Copy out the complete listing, word for word.

-------- The data --------

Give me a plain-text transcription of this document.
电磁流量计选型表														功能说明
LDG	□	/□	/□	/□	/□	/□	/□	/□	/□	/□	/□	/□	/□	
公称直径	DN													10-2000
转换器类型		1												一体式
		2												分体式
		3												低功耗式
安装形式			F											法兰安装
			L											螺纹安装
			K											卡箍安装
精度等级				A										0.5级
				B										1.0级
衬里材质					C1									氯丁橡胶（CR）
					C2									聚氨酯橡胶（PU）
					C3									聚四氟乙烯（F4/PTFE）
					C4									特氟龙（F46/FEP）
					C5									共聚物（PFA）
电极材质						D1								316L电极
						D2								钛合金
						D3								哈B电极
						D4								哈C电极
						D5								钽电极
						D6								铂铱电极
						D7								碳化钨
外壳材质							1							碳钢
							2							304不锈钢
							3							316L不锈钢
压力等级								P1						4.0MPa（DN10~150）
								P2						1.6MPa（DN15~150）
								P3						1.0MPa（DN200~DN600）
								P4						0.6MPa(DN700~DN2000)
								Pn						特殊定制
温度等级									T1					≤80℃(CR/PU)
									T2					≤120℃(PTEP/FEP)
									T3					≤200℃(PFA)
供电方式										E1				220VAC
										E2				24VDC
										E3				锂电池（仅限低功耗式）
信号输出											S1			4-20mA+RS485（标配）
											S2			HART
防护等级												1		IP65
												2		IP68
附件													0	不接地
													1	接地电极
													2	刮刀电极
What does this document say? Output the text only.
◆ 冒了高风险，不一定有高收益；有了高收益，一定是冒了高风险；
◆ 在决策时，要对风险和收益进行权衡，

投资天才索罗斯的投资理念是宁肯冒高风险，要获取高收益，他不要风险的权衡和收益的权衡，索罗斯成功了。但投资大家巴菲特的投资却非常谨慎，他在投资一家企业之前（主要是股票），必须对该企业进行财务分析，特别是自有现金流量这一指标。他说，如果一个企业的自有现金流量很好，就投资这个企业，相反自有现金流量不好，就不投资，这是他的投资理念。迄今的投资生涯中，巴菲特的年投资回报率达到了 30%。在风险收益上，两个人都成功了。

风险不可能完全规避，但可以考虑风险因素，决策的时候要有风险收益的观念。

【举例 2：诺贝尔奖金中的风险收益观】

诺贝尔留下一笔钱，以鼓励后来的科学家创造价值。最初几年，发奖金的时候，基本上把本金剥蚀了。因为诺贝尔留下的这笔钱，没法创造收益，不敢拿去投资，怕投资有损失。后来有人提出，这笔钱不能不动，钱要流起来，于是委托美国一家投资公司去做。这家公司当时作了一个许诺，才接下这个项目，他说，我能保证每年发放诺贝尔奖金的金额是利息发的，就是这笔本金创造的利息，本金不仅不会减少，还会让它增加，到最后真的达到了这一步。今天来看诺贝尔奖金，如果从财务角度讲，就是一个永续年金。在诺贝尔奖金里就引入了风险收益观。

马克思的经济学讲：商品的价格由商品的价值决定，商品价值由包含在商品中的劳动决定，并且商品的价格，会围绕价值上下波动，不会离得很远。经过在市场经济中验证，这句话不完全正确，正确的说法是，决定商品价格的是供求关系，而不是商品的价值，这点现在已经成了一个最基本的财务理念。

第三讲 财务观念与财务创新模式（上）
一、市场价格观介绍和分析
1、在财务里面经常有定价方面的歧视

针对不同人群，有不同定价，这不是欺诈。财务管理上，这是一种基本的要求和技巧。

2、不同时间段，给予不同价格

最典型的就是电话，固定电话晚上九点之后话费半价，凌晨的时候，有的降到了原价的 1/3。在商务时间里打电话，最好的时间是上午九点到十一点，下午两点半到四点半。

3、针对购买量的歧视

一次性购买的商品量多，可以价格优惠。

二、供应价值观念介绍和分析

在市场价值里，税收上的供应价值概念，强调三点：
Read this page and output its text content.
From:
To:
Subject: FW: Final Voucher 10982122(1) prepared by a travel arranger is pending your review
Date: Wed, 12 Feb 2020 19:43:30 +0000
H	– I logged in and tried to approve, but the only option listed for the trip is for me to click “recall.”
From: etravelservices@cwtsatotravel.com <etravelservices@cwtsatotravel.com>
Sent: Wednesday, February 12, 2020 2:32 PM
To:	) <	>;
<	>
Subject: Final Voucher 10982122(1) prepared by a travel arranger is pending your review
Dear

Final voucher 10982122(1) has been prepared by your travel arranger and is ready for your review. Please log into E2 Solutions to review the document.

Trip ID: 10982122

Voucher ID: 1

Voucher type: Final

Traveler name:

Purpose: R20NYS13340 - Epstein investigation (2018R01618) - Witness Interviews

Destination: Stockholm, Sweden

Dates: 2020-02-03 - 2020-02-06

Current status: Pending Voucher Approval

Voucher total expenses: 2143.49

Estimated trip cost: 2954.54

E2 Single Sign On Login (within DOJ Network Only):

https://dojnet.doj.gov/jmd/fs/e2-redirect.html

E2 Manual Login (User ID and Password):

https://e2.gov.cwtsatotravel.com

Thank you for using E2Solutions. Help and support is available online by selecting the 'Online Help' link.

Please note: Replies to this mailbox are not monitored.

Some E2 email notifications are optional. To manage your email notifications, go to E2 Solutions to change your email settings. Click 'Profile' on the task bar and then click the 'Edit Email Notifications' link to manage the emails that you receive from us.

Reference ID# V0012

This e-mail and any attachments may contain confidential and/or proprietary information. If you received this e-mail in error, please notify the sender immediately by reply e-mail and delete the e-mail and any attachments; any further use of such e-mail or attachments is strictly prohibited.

--------

Correct response |
Give me a plain-text transcription of this document.
电磁流量计选型表														功能说明
LDG	□	/□	/□	/□	/□	/□	/□	/□	/□	/□	/□	/□	/□	
公称直径	DN													10-2000
转换器类型		1												一体式
		2												分体式
		3												低功耗式
安装形式			F											法兰安装
			L											螺纹安装
			K											卡箍安装
精度等级				A										0.5级
				B										1.0级
衬里材质					C1									氯丁橡胶（CR）
					C2									聚氨酯橡胶（PU）
					C3									聚四氟乙烯（F4/PTFE）
					C4									特氟龙（F46/FEP）
					C5									共聚物（PFA）
电极材质						D1								316L电极
						D2								钛合金
						D3								哈B电极
						D4								哈C电极
						D5								钽电极
						D6								铂铱电极
						D7								碳化钨
外壳材质							1							碳钢
							2							304不锈钢
							3							316L不锈钢
压力等级								P1						4.0MPa（DN10~150）
								P2						1.6MPa（DN15~150）
								P3						1.0MPa（DN200~DN600）
								P4						0.6MPa(DN700~DN2000)
								Pn						特殊定制
温度等级									T1					≤80℃(CR/PU)
									T2					≤120℃(PTEP/FEP)
									T3					≤200℃(PFA)
供电方式										E1				220VAC
										E2				24VDC
										E3				锂电池（仅限低功耗式）
信号输出											S1			4-20mA+RS485（标配）
											S2			HART
防护等级												1		IP65
												2		IP68
附件													0	不接地
													1	接地电极
													2	刮刀电极
What does this document say? Output the text only.
◆ 冒了高风险，不一定有高收益；有了高收益，一定是冒了高风险；
◆ 在决策时，要对风险和收益进行权衡，

投资天才索罗斯的投资理念是宁肯冒高风险，要获取高收益，他不要风险的权衡和收益的权衡，索罗斯成功了。但投资大家巴菲特的投资却非常谨慎，他在投资一家企业之前（主要是股票），必须对该企业进行财务分析，特别是自有现金流量这一指标。他说，如果一个企业的自有现金流量很好，就投资这个企业，相反自有现金流量不好，就不投资，这是他的投资理念。迄今的投资生涯中，巴菲特的年投资回报率达到了 30%。在风险收益上，两个人都成功了。

风险不可能完全规避，但可以考虑风险因素，决策的时候要有风险收益的观念。

【举例 2：诺贝尔奖金中的风险收益观】

诺贝尔留下一笔钱，以鼓励后来的科学家创造价值。最初几年，发奖金的时候，基本上把本金剥蚀了。因为诺贝尔留下的这笔钱，没法创造收益，不敢拿去投资，怕投资有损失。后来有人提出，这笔钱不能不动，钱要流起来，于是委托美国一家投资公司去做。这家公司当时作了一个许诺，才接下这个项目，他说，我能保证每年发放诺贝尔奖金的金额是利息发的，就是这笔本金创造的利息，本金不仅不会减少，还会让它增加，到最后真的达到了这一步。今天来看诺贝尔奖金，如果从财务角度讲，就是一个永续年金。在诺贝尔奖金里就引入了风险收益观。

马克思的经济学讲：商品的价格由商品的价值决定，商品价值由包含在商品中的劳动决定，并且商品的价格，会围绕价值上下波动，不会离得很远。经过在市场经济中验证，这句话不完全正确，正确的说法是，决定商品价格的是供求关系，而不是商品的价值，这点现在已经成了一个最基本的财务理念。

第三讲 财务观念与财务创新模式（上）
一、市场价格观介绍和分析
1、在财务里面经常有定价方面的歧视

针对不同人群，有不同定价，这不是欺诈。财务管理上，这是一种基本的要求和技巧。

2、不同时间段，给予不同价格

最典型的就是电话，固定电话晚上九点之后话费半价，凌晨的时候，有的降到了原价的 1/3。在商务时间里打电话，最好的时间是上午九点到十一点，下午两点半到四点半。

3、针对购买量的歧视

一次性购买的商品量多，可以价格优惠。

二、供应价值观念介绍和分析

在市场价值里，税收上的供应价值概念，强调三点：
Read this page and output its text content.
From:
To:
Subject: FW: Final Voucher 10982122(1) prepared by a travel arranger is pending your review
Date: Wed, 12 Feb 2020 19:43:30 +0000
H	– I logged in and tried to approve, but the only option listed for the trip is for me to click “recall.”
From: etravelservices@cwtsatotravel.com <etravelservices@cwtsatotravel.com>
Sent: Wednesday, February 12, 2020 2:32 PM
To:	) <	>;
<	>
Subject: Final Voucher 10982122(1) prepared by a travel arranger is pending your review
Dear

Final voucher 10982122(1) has been prepared by your travel arranger and is ready for your review. Please log into E2 Solutions to review the document.

Trip ID: 10982122

Voucher ID: 1

Voucher type: Final

Traveler name:

Purpose: R20NYS13340 - Epstein investigation (2018R01618) - Witness Interviews

Destination: Stockholm, Sweden

Dates: 2020-02-03 - 2020-02-06

Current status: Pending Voucher Approval

Voucher total expenses: 2143.49

Estimated trip cost: 2954.54

E2 Single Sign On Login (within DOJ Network Only):

https://dojnet.doj.gov/jmd/fs/e2-redirect.html

E2 Manual Login (User ID and Password):

https://e2.gov.cwtsatotravel.com

Thank you for using E2Solutions. Help and support is available online by selecting the 'Online Help' link.

Please note: Replies to this mailbox are not monitored.

Some E2 email notifications are optional. To manage your email notifications, go to E2 Solutions to change your email settings. Click 'Profile' on the task bar and then click the 'Edit Email Notifications' link to manage the emails that you receive from us.

Reference ID# V0012

This e-mail and any attachments may contain confidential and/or proprietary information. If you received this e-mail in error, please notify the sender immediately by reply e-mail and delete the e-mail and any attachments; any further use of such e-mail or attachments is strictly prohibited.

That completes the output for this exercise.